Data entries

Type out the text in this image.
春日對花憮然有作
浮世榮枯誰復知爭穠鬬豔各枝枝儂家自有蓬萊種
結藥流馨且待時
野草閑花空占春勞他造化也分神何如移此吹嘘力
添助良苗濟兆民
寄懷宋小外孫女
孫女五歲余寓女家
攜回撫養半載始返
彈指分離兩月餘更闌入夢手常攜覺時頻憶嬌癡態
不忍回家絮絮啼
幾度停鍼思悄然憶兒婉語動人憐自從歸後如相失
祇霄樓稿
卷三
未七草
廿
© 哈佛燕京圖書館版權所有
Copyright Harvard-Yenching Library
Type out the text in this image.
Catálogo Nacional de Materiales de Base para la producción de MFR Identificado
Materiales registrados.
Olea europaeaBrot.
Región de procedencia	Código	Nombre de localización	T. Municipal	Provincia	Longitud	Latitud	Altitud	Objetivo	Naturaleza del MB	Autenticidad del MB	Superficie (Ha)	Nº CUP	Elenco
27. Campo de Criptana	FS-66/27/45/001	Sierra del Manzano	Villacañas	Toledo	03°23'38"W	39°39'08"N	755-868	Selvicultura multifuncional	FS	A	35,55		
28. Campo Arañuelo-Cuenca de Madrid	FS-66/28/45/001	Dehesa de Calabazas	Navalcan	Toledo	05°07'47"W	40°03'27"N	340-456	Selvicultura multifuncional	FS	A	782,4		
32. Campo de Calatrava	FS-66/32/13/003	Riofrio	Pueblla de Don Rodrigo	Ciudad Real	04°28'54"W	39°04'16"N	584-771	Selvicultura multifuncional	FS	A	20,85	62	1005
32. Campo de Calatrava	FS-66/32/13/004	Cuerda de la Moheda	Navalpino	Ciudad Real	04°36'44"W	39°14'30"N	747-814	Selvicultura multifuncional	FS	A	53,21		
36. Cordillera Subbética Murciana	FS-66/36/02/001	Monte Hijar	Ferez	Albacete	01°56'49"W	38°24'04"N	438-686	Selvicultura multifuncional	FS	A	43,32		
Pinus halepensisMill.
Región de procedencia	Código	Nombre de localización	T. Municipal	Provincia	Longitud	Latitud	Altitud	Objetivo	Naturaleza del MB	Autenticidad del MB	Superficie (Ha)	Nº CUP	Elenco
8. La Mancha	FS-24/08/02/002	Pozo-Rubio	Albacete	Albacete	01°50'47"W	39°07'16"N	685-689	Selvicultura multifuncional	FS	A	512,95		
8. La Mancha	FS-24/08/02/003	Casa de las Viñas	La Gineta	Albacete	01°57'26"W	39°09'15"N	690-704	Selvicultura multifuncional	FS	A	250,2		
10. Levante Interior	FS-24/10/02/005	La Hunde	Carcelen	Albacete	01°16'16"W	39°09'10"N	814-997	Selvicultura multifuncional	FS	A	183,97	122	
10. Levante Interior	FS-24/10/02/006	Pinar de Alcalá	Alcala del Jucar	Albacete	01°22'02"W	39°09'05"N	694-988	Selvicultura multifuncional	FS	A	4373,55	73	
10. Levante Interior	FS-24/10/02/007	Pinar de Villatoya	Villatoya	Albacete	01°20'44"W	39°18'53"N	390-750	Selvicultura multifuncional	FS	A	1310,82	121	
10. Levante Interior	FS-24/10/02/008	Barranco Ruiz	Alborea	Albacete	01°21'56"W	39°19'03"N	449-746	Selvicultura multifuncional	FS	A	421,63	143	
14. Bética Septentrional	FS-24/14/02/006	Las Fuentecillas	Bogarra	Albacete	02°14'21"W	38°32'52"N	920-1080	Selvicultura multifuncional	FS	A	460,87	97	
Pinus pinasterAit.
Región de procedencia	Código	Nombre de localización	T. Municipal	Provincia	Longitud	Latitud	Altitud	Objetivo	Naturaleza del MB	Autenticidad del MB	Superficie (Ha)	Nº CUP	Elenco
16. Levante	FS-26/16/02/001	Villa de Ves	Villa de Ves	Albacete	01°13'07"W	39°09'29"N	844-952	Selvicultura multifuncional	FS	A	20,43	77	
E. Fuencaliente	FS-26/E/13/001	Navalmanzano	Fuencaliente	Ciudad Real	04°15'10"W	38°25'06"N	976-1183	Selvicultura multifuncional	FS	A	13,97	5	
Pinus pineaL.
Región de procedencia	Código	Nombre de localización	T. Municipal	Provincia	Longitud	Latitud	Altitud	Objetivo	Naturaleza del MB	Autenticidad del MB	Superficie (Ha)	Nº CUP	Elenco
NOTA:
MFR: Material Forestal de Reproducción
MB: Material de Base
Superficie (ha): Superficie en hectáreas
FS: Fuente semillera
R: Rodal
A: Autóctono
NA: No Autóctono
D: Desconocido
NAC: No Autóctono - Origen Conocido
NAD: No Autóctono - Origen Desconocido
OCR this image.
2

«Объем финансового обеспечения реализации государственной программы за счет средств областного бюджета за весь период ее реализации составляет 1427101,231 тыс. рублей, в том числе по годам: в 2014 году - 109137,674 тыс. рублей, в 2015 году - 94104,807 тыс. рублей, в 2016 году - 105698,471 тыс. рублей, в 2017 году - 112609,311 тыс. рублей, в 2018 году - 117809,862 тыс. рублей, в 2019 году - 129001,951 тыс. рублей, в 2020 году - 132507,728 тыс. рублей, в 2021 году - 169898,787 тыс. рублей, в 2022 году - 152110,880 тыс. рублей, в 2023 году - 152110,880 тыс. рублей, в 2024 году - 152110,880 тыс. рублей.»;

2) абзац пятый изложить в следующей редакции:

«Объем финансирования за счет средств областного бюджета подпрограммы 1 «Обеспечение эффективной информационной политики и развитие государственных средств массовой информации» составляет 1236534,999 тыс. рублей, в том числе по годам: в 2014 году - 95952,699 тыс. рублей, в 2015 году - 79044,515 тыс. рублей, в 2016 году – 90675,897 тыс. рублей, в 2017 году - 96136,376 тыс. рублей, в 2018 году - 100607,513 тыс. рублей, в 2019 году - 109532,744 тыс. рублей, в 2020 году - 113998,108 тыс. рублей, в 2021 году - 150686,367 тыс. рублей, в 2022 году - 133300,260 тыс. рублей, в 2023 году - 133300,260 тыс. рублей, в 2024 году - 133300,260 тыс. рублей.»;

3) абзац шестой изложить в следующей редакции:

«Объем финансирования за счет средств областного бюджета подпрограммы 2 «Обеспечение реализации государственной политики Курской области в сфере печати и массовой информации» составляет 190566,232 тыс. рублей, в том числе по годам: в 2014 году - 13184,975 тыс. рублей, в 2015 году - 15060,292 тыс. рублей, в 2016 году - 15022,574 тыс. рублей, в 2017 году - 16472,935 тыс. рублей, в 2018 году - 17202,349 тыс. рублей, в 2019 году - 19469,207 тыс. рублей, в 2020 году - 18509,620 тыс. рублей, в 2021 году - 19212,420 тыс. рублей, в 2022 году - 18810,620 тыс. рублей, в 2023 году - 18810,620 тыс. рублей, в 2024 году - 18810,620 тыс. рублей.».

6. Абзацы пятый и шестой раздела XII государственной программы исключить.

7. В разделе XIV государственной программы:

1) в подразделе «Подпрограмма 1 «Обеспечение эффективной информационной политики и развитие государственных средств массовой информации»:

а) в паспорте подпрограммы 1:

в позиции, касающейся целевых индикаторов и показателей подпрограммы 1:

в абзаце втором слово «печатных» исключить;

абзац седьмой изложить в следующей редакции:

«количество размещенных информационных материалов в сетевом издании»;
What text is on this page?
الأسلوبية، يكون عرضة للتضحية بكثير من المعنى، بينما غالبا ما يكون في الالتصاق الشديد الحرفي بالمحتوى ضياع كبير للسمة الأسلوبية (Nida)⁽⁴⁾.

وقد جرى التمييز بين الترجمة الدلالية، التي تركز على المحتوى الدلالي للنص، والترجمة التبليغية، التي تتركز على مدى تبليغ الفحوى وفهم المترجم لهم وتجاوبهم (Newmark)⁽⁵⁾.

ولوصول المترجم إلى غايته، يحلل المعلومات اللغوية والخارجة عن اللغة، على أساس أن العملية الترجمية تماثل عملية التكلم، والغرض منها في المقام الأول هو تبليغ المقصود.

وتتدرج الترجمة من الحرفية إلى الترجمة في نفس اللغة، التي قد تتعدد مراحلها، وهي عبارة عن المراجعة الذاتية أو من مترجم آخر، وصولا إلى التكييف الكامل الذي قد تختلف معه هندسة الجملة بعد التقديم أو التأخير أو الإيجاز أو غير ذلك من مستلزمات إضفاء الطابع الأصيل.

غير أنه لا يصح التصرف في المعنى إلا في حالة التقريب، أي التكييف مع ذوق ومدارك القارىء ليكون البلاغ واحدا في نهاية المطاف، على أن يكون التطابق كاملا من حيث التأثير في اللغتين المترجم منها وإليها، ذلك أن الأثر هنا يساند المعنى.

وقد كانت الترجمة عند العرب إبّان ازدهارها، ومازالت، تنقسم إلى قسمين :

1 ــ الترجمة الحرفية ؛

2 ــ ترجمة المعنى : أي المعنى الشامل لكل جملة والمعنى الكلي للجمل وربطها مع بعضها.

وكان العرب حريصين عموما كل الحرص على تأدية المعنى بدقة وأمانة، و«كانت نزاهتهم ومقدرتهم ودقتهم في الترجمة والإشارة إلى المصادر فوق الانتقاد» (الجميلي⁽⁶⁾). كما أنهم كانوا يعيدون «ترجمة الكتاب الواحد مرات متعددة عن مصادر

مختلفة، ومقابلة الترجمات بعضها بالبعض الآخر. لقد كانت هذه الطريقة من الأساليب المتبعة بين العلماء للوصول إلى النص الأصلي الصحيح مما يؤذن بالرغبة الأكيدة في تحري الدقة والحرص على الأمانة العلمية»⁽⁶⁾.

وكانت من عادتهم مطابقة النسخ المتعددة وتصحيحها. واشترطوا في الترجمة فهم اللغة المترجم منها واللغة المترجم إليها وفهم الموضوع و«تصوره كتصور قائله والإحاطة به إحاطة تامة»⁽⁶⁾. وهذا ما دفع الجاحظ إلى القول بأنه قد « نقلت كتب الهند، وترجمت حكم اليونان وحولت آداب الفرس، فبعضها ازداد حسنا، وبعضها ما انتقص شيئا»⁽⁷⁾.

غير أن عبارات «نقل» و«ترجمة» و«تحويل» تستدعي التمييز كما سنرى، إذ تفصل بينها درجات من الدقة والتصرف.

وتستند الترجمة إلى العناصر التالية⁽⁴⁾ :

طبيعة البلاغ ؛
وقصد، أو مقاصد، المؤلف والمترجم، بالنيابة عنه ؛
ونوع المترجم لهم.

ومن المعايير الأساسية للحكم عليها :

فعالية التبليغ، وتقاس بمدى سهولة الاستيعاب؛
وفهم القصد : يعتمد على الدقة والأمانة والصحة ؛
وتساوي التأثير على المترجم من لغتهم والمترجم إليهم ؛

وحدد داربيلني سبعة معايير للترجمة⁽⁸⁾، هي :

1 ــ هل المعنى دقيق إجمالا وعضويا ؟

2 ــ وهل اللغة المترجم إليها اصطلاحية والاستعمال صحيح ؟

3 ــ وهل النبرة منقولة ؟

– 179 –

_TASK STATEMENT:_ Look through the material and copy each line that has "التأثير".

_OUTPUT BELOW:_
غير أنه لا يصح التصرف في المعنى إلا في حالة التقريب، أي التكييف مع ذوق ومدارك القارىء ليكون البلاغ واحدا في نهاية المطاف، على أن يكون التطابق كاملا من حيث التأثير في اللغتين المترجم منها وإليها، ذلك أن الأثر هنا يساند المعنى.
وتساوي التأثير على المترجم من لغتهم والمترجم إليهم ؛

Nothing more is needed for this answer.